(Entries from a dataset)

※ ※ ※

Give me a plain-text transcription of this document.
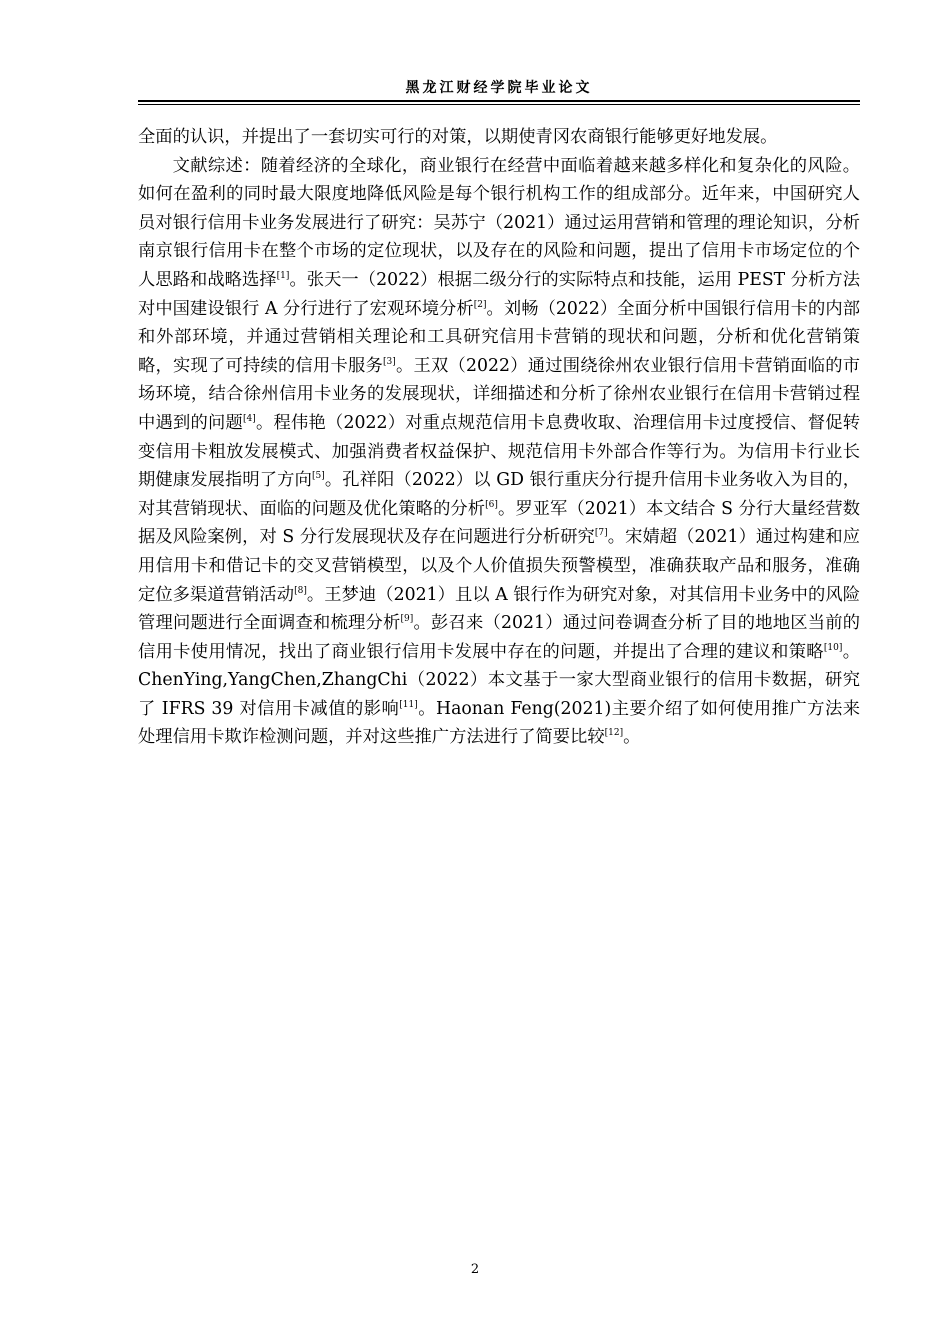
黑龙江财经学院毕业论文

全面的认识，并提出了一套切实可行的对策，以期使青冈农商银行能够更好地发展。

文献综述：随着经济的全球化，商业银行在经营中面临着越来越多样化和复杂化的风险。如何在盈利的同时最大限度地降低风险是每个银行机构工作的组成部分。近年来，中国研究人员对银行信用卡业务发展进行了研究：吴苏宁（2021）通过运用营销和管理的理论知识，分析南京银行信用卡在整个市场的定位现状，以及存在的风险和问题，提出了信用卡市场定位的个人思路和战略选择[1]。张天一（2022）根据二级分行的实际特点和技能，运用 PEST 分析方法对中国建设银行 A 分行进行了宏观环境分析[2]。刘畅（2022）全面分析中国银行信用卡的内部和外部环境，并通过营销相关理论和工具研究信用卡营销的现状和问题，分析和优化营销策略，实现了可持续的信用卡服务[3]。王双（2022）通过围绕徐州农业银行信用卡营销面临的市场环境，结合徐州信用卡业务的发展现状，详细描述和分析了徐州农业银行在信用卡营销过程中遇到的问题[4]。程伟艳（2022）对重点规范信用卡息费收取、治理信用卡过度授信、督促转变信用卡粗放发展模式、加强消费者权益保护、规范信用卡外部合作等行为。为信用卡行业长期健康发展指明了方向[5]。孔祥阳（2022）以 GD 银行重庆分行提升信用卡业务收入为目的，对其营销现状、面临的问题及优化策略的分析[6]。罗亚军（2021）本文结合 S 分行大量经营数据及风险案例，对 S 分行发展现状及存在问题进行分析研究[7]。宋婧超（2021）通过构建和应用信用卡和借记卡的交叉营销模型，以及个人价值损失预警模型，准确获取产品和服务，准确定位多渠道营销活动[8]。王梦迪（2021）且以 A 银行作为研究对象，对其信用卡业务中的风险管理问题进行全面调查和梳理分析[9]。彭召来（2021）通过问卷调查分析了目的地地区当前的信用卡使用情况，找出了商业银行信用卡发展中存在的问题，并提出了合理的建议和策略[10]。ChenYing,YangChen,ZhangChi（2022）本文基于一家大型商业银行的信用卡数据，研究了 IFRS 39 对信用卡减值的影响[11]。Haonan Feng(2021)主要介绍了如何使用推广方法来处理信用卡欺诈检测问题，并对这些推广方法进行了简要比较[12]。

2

※ ※ ※

EXERCISE OBJECTIVE:
Your task is to repeat the data above exactly while excluding the pictures.

OUTPUT FOR THIS EXERCISE:
Give me a plain-text transcription of this document.
黑龙江财经学院毕业论文

全面的认识，并提出了一套切实可行的对策，以期使青冈农商银行能够更好地发展。

文献综述：随着经济的全球化，商业银行在经营中面临着越来越多样化和复杂化的风险。如何在盈利的同时最大限度地降低风险是每个银行机构工作的组成部分。近年来，中国研究人员对银行信用卡业务发展进行了研究：吴苏宁（2021）通过运用营销和管理的理论知识，分析南京银行信用卡在整个市场的定位现状，以及存在的风险和问题，提出了信用卡市场定位的个人思路和战略选择[1]。张天一（2022）根据二级分行的实际特点和技能，运用 PEST 分析方法对中国建设银行 A 分行进行了宏观环境分析[2]。刘畅（2022）全面分析中国银行信用卡的内部和外部环境，并通过营销相关理论和工具研究信用卡营销的现状和问题，分析和优化营销策略，实现了可持续的信用卡服务[3]。王双（2022）通过围绕徐州农业银行信用卡营销面临的市场环境，结合徐州信用卡业务的发展现状，详细描述和分析了徐州农业银行在信用卡营销过程中遇到的问题[4]。程伟艳（2022）对重点规范信用卡息费收取、治理信用卡过度授信、督促转变信用卡粗放发展模式、加强消费者权益保护、规范信用卡外部合作等行为。为信用卡行业长期健康发展指明了方向[5]。孔祥阳（2022）以 GD 银行重庆分行提升信用卡业务收入为目的，对其营销现状、面临的问题及优化策略的分析[6]。罗亚军（2021）本文结合 S 分行大量经营数据及风险案例，对 S 分行发展现状及存在问题进行分析研究[7]。宋婧超（2021）通过构建和应用信用卡和借记卡的交叉营销模型，以及个人价值损失预警模型，准确获取产品和服务，准确定位多渠道营销活动[8]。王梦迪（2021）且以 A 银行作为研究对象，对其信用卡业务中的风险管理问题进行全面调查和梳理分析[9]。彭召来（2021）通过问卷调查分析了目的地地区当前的信用卡使用情况，找出了商业银行信用卡发展中存在的问题，并提出了合理的建议和策略[10]。ChenYing,YangChen,ZhangChi（2022）本文基于一家大型商业银行的信用卡数据，研究了 IFRS 39 对信用卡减值的影响[11]。Haonan Feng(2021)主要介绍了如何使用推广方法来处理信用卡欺诈检测问题，并对这些推广方法进行了简要比较[12]。

2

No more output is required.